Given request: Extract the full set of records, then give each one again exactly.
____ Supplied data
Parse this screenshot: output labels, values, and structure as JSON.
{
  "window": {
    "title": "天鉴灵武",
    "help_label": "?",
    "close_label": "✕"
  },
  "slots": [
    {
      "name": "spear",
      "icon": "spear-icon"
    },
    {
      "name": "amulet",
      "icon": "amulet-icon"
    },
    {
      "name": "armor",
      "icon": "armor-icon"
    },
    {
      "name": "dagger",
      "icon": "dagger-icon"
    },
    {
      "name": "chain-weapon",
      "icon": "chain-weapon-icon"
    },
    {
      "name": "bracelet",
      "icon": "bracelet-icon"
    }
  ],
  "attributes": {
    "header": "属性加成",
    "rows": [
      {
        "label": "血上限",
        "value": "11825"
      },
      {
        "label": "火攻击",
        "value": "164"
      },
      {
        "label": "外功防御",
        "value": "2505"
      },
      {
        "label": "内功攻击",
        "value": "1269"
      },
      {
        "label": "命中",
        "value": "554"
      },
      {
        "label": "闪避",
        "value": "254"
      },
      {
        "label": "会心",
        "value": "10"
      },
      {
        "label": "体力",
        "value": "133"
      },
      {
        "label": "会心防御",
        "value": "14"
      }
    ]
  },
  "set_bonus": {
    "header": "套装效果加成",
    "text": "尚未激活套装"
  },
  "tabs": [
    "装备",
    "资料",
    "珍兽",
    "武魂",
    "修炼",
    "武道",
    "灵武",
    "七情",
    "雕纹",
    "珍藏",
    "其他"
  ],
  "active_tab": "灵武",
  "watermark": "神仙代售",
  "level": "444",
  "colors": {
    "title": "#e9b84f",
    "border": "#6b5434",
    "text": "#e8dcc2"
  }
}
________
Exercise response:
Parse this screenshot: output labels, values, and structure as JSON.
{
  "window": {
    "title": "天鉴灵武",
    "help_label": "?",
    "close_label": "✕"
  },
  "slots": [
    {
      "name": "spear",
      "icon": "spear-icon"
    },
    {
      "name": "amulet",
      "icon": "amulet-icon"
    },
    {
      "name": "armor",
      "icon": "armor-icon"
    },
    {
      "name": "dagger",
      "icon": "dagger-icon"
    },
    {
      "name": "chain-weapon",
      "icon": "chain-weapon-icon"
    },
    {
      "name": "bracelet",
      "icon": "bracelet-icon"
    }
  ],
  "attributes": {
    "header": "属性加成",
    "rows": [
      {
        "label": "血上限",
        "value": "11825"
      },
      {
        "label": "火攻击",
        "value": "164"
      },
      {
        "label": "外功防御",
        "value": "2505"
      },
      {
        "label": "内功攻击",
        "value": "1269"
      },
      {
        "label": "命中",
        "value": "554"
      },
      {
        "label": "闪避",
        "value": "254"
      },
      {
        "label": "会心",
        "value": "10"
      },
      {
        "label": "体力",
        "value": "133"
      },
      {
        "label": "会心防御",
        "value": "14"
      }
    ]
  },
  "set_bonus": {
    "header": "套装效果加成",
    "text": "尚未激活套装"
  },
  "tabs": [
    "装备",
    "资料",
    "珍兽",
    "武魂",
    "修炼",
    "武道",
    "灵武",
    "七情",
    "雕纹",
    "珍藏",
    "其他"
  ],
  "active_tab": "灵武",
  "watermark": "神仙代售",
  "level": "444",
  "colors": {
    "title": "#e9b84f",
    "border": "#6b5434",
    "text": "#e8dcc2"
  }
}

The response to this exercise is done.